[Dataset records]

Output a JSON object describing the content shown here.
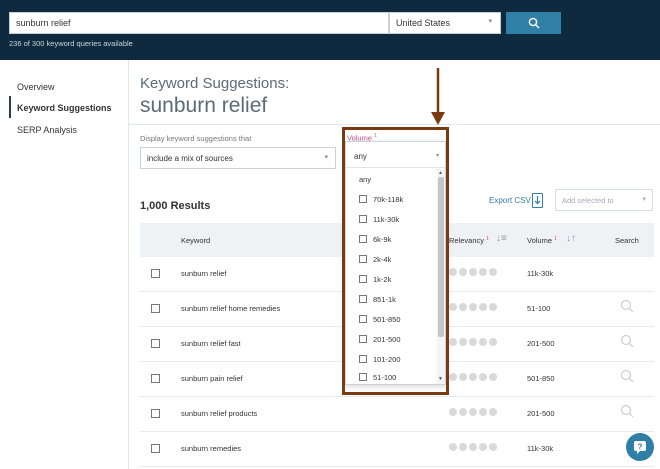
{
  "header": {
    "search_value": "sunburn relief",
    "country": "United States",
    "quota_text": "236 of 300 keyword queries available"
  },
  "sidebar": {
    "items": [
      {
        "label": "Overview"
      },
      {
        "label": "Keyword Suggestions"
      },
      {
        "label": "SERP Analysis"
      }
    ]
  },
  "main": {
    "title": "Keyword Suggestions:",
    "keyword": "sunburn relief",
    "filter_label": "Display keyword suggestions that",
    "sources_value": "include a mix of sources",
    "volume_label": "Volume",
    "volume_sup": "1",
    "results_count": "1,000 Results",
    "export_label": "Export CSV",
    "add_selected_placeholder": "Add selected to"
  },
  "table": {
    "headers": {
      "keyword": "Keyword",
      "relevancy": "Relevancy",
      "relevancy_sup": "1",
      "volume": "Volume",
      "volume_sup": "1",
      "search": "Search"
    },
    "rows": [
      {
        "keyword": "sunburn relief",
        "volume": "11k-30k"
      },
      {
        "keyword": "sunburn relief home remedies",
        "volume": "51-100"
      },
      {
        "keyword": "sunburn relief fast",
        "volume": "201-500"
      },
      {
        "keyword": "sunburn pain relief",
        "volume": "501-850"
      },
      {
        "keyword": "sunburn relief products",
        "volume": "201-500"
      },
      {
        "keyword": "sunburn remedies",
        "volume": "11k-30k"
      }
    ]
  },
  "volume_dropdown": {
    "selected": "any",
    "options": [
      "any",
      "70k-118k",
      "11k-30k",
      "6k-9k",
      "2k-4k",
      "1k-2k",
      "851-1k",
      "501-850",
      "201-500",
      "101-200",
      "51-100"
    ]
  },
  "colors": {
    "header_bg": "#0f2a3f",
    "accent_blue": "#2f7fa6",
    "annotation": "#7a3a12"
  }
}
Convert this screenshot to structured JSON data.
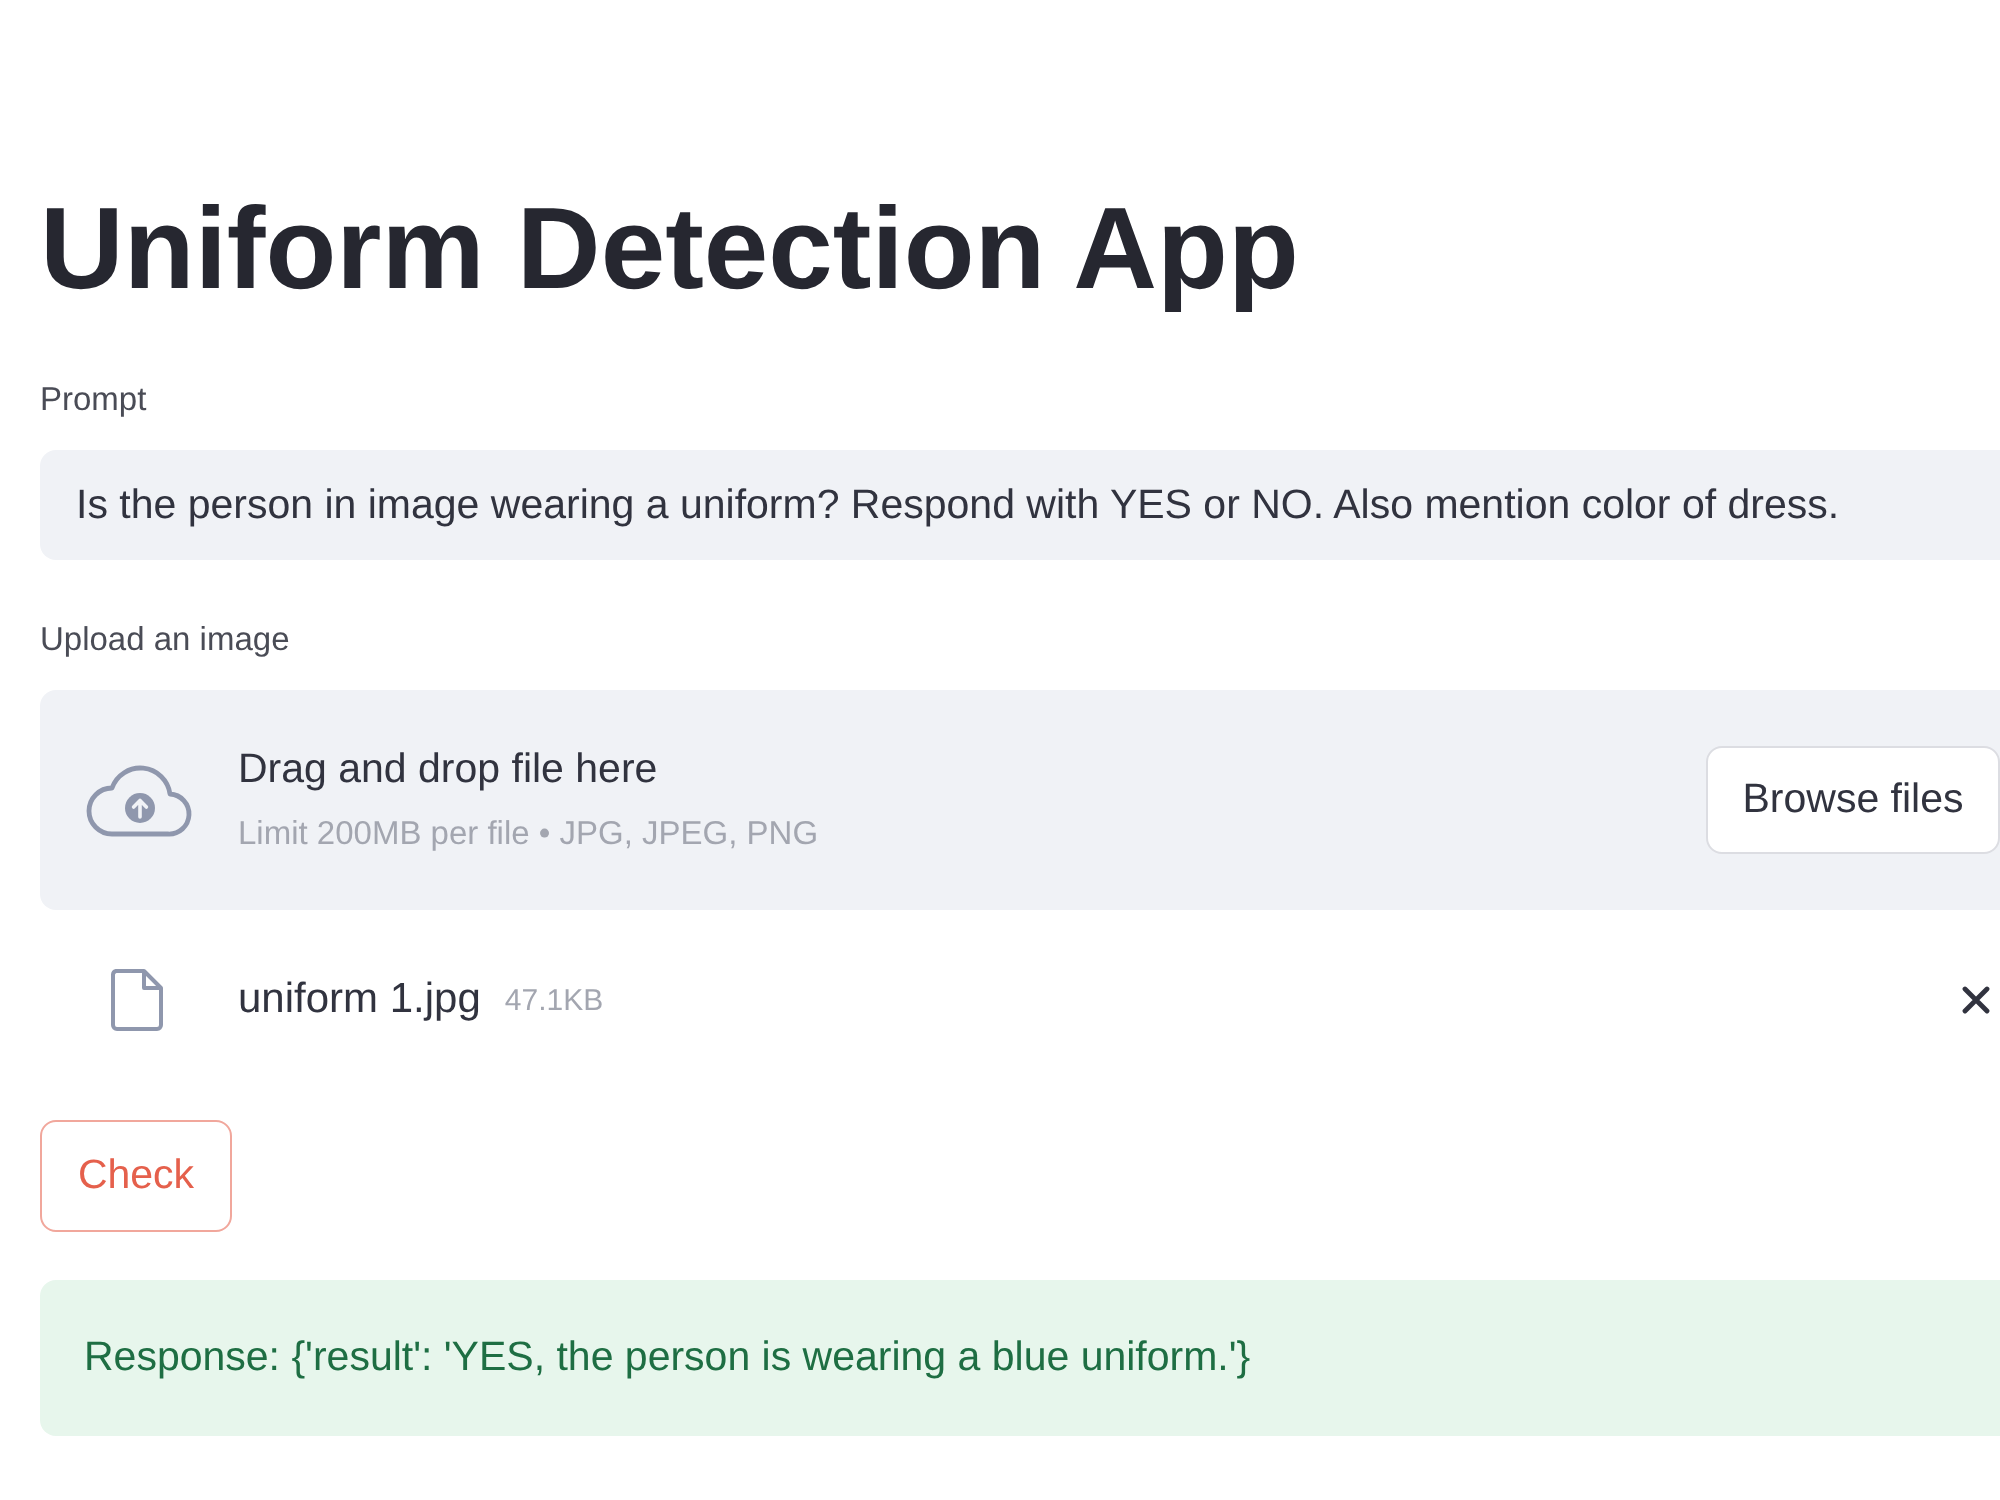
{
  "title": "Uniform Detection App",
  "prompt": {
    "label": "Prompt",
    "value": "Is the person in image wearing a uniform? Respond with YES or NO. Also mention color of dress."
  },
  "uploader": {
    "label": "Upload an image",
    "instruction": "Drag and drop file here",
    "limits": "Limit 200MB per file • JPG, JPEG, PNG",
    "button": "Browse files"
  },
  "files": [
    {
      "name": "uniform 1.jpg",
      "size": "47.1KB"
    }
  ],
  "check_button": "Check",
  "response": {
    "kind": "success",
    "text": "Response: {'result': 'YES, the person is wearing a blue uniform.'}"
  }
}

### TO BE DONE
State how many lines of the listing hold the string "wearing"; reply with the number and nothing else.

### ANSWER FOR THE TASK
2